# Your task
Reproduce every line of the listing below without changing anything.

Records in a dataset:
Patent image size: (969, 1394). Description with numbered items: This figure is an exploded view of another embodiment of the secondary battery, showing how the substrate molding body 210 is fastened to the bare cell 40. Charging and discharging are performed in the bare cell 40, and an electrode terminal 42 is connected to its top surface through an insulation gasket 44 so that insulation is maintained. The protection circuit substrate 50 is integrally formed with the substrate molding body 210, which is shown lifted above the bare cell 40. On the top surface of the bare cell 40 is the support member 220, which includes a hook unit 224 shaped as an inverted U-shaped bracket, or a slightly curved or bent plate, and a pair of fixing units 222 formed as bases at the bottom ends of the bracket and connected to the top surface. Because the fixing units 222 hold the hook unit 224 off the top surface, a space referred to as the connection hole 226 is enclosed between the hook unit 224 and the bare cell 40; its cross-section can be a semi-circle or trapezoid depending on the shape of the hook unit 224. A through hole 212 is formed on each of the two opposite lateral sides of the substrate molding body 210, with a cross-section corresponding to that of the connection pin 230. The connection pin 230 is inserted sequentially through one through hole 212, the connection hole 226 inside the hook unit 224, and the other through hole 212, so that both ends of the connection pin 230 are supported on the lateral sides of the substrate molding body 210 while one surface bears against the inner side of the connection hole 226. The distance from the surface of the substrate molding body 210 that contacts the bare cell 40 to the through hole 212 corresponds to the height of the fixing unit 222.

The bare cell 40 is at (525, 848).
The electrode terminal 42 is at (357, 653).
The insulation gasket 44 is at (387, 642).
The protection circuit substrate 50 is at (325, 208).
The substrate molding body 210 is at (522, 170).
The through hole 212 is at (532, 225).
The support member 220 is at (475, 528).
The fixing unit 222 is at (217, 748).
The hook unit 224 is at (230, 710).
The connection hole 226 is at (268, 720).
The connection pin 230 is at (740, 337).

# Result
Patent image size: (969, 1394). Description with numbered items: This figure is an exploded view of another embodiment of the secondary battery, showing how the substrate molding body 210 is fastened to the bare cell 40. Charging and discharging are performed in the bare cell 40, and an electrode terminal 42 is connected to its top surface through an insulation gasket 44 so that insulation is maintained. The protection circuit substrate 50 is integrally formed with the substrate molding body 210, which is shown lifted above the bare cell 40. On the top surface of the bare cell 40 is the support member 220, which includes a hook unit 224 shaped as an inverted U-shaped bracket, or a slightly curved or bent plate, and a pair of fixing units 222 formed as bases at the bottom ends of the bracket and connected to the top surface. Because the fixing units 222 hold the hook unit 224 off the top surface, a space referred to as the connection hole 226 is enclosed between the hook unit 224 and the bare cell 40; its cross-section can be a semi-circle or trapezoid depending on the shape of the hook unit 224. A through hole 212 is formed on each of the two opposite lateral sides of the substrate molding body 210, with a cross-section corresponding to that of the connection pin 230. The connection pin 230 is inserted sequentially through one through hole 212, the connection hole 226 inside the hook unit 224, and the other through hole 212, so that both ends of the connection pin 230 are supported on the lateral sides of the substrate molding body 210 while one surface bears against the inner side of the connection hole 226. The distance from the surface of the substrate molding body 210 that contacts the bare cell 40 to the through hole 212 corresponds to the height of the fixing unit 222.

The bare cell 40 is at (525, 848).
The electrode terminal 42 is at (357, 653).
The insulation gasket 44 is at (387, 642).
The protection circuit substrate 50 is at (325, 208).
The substrate molding body 210 is at (522, 170).
The through hole 212 is at (532, 225).
The support member 220 is at (475, 528).
The fixing unit 222 is at (217, 748).
The hook unit 224 is at (230, 710).
The connection hole 226 is at (268, 720).
The connection pin 230 is at (740, 337).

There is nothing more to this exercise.